━━━━━ Material supplied

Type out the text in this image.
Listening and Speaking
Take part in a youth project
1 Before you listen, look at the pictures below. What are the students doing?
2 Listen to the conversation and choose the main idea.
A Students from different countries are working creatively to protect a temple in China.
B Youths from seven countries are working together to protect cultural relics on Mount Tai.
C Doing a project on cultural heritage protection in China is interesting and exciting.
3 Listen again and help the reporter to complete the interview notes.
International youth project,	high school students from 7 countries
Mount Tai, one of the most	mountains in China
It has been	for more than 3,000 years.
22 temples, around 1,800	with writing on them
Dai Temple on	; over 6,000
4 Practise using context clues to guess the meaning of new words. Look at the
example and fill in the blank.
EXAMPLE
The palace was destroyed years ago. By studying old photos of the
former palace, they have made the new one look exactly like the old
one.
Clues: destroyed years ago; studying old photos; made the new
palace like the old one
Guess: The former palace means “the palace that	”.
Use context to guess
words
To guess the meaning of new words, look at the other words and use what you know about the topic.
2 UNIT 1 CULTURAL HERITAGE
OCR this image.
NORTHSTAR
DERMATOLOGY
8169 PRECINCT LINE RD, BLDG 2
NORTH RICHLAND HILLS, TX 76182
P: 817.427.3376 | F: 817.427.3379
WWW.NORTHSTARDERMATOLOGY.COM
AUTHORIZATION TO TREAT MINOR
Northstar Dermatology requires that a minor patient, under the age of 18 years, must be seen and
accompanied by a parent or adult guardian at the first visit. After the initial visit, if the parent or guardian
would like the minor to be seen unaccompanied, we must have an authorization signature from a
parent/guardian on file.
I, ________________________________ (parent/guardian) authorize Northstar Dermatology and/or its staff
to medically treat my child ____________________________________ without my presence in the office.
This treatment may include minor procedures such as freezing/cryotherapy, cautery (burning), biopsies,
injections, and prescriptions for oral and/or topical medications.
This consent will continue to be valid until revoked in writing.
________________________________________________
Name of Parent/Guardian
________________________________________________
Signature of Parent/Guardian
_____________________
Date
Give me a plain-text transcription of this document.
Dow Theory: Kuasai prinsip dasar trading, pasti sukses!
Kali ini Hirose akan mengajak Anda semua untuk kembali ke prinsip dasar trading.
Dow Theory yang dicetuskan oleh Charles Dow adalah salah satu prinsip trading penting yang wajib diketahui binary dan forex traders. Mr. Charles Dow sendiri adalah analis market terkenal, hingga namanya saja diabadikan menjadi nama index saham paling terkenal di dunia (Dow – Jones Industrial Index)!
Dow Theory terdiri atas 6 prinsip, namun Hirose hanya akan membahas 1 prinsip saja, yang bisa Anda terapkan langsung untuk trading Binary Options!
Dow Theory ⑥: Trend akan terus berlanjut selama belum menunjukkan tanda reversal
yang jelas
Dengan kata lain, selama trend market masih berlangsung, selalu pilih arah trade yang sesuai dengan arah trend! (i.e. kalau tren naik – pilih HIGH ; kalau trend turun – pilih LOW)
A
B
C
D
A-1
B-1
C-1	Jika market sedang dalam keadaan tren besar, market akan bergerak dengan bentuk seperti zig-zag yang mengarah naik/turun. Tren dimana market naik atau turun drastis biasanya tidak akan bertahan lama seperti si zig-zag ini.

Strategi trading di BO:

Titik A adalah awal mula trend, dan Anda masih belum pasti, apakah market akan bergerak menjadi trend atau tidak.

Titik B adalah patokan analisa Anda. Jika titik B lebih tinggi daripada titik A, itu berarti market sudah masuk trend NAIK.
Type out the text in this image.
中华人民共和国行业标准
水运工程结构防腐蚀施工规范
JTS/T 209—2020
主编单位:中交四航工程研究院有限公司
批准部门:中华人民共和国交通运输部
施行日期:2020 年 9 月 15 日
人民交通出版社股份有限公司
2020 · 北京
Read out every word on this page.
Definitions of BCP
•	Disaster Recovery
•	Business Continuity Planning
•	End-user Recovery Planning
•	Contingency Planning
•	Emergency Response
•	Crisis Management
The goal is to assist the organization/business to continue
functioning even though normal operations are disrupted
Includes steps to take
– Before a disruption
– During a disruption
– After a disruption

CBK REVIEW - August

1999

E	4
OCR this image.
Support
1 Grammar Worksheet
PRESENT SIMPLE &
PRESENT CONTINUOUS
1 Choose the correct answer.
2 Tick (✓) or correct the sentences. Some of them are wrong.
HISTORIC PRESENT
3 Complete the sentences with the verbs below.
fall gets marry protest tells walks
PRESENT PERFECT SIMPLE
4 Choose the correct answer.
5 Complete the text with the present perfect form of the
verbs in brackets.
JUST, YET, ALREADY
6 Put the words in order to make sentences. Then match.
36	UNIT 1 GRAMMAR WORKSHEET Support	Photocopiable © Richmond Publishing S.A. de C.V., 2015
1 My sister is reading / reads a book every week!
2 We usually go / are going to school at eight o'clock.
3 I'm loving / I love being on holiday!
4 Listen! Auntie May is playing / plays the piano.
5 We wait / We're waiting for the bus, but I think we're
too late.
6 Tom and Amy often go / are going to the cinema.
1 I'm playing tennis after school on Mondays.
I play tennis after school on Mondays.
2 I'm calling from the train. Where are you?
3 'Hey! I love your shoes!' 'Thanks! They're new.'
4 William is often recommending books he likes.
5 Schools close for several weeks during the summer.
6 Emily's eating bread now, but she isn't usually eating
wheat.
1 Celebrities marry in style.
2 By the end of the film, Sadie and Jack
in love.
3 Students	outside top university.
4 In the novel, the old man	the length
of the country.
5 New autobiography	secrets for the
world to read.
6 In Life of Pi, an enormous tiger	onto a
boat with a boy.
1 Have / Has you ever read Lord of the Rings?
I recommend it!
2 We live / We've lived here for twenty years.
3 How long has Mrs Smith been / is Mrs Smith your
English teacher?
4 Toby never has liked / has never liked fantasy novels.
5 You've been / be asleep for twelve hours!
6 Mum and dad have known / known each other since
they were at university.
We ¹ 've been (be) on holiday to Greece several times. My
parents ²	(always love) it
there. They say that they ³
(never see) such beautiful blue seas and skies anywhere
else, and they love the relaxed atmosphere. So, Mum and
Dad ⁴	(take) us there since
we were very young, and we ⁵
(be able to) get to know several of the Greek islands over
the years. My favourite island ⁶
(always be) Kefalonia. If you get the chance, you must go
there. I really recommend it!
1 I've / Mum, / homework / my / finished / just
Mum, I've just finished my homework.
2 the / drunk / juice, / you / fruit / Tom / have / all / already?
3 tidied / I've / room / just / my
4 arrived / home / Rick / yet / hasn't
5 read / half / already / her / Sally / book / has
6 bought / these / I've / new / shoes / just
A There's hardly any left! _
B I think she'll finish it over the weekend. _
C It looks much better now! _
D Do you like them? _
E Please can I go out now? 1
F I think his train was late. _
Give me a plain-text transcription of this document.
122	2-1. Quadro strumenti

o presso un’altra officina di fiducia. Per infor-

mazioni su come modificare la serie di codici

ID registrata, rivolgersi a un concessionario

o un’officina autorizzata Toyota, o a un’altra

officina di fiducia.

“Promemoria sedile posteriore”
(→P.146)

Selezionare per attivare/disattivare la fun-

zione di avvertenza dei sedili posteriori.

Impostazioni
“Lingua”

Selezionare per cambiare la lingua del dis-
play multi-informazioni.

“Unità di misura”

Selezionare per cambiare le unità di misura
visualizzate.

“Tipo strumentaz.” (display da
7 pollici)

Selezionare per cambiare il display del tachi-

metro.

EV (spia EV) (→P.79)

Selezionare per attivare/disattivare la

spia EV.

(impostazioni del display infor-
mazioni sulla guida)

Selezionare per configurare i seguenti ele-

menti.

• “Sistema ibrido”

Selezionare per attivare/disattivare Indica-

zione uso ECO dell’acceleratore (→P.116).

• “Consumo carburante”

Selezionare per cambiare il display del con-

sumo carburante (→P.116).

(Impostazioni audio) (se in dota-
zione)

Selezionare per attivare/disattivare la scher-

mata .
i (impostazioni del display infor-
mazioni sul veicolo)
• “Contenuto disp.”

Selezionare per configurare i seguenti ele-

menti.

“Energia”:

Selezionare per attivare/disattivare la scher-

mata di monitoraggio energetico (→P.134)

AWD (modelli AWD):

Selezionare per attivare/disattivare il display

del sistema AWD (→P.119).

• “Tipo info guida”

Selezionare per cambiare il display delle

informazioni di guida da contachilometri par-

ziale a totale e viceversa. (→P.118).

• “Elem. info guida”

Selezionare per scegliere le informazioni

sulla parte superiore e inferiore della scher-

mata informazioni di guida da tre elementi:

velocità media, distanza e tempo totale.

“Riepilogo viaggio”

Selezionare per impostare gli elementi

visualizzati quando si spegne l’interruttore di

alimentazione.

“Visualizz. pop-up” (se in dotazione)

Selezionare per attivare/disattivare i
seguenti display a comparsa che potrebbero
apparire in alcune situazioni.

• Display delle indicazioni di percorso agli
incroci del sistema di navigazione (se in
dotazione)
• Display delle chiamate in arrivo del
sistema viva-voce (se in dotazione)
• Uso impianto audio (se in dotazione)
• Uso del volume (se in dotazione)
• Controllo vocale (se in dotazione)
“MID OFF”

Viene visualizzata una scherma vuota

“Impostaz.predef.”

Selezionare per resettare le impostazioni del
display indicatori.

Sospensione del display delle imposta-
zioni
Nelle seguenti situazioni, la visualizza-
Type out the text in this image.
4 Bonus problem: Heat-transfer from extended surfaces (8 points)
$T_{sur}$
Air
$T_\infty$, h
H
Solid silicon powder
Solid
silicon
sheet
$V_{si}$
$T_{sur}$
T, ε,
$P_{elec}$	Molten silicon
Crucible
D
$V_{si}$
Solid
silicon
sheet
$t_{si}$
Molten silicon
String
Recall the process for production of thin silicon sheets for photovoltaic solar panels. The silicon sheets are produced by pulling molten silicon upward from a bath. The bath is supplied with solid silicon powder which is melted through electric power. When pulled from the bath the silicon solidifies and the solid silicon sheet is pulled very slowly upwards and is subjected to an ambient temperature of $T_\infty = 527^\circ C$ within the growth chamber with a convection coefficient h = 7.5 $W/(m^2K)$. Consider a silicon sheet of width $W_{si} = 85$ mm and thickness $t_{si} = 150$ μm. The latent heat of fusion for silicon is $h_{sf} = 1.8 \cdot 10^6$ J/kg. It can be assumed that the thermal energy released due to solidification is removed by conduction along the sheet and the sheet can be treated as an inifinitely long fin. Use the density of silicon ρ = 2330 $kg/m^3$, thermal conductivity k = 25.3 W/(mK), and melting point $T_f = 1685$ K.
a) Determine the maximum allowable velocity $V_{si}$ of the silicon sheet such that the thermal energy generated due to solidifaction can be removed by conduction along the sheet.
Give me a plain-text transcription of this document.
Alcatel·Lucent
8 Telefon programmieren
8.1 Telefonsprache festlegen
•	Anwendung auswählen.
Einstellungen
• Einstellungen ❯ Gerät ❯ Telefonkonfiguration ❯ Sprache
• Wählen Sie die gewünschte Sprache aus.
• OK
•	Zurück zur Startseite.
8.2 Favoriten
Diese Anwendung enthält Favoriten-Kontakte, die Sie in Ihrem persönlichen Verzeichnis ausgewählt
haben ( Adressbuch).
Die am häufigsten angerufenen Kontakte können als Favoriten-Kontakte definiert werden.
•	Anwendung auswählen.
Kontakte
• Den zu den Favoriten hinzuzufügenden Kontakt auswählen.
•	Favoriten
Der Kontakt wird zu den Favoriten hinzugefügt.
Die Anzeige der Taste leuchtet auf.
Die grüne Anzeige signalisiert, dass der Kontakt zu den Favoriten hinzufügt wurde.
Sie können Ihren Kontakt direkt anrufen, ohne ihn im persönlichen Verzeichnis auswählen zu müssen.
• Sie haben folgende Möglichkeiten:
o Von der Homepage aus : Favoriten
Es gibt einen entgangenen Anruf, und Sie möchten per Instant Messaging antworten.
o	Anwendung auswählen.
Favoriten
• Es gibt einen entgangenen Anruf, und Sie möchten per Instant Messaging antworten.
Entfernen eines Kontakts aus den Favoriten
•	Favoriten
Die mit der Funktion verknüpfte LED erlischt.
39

━━━━━━━━━━

Find each line holding the string "infty" and copy it out.

### Response
$T_\infty$, h
Recall the process for production of thin silicon sheets for photovoltaic solar panels. The silicon sheets are produced by pulling molten silicon upward from a bath. The bath is supplied with solid silicon powder which is melted through electric power. When pulled from the bath the silicon solidifies and the solid silicon sheet is pulled very slowly upwards and is subjected to an ambient temperature of $T_\infty = 527^\circ C$ within the growth chamber with a convection coefficient h = 7.5 $W/(m^2K)$. Consider a silicon sheet of width $W_{si} = 85$ mm and thickness $t_{si} = 150$ μm. The latent heat of fusion for silicon is $h_{sf} = 1.8 \cdot 10^6$ J/kg. It can be assumed that the thermal energy released due to solidification is removed by conduction along the sheet and the sheet can be treated as an inifinitely long fin. Use the density of silicon ρ = 2330 $kg/m^3$, thermal conductivity k = 25.3 W/(mK), and melting point $T_f = 1685$ K.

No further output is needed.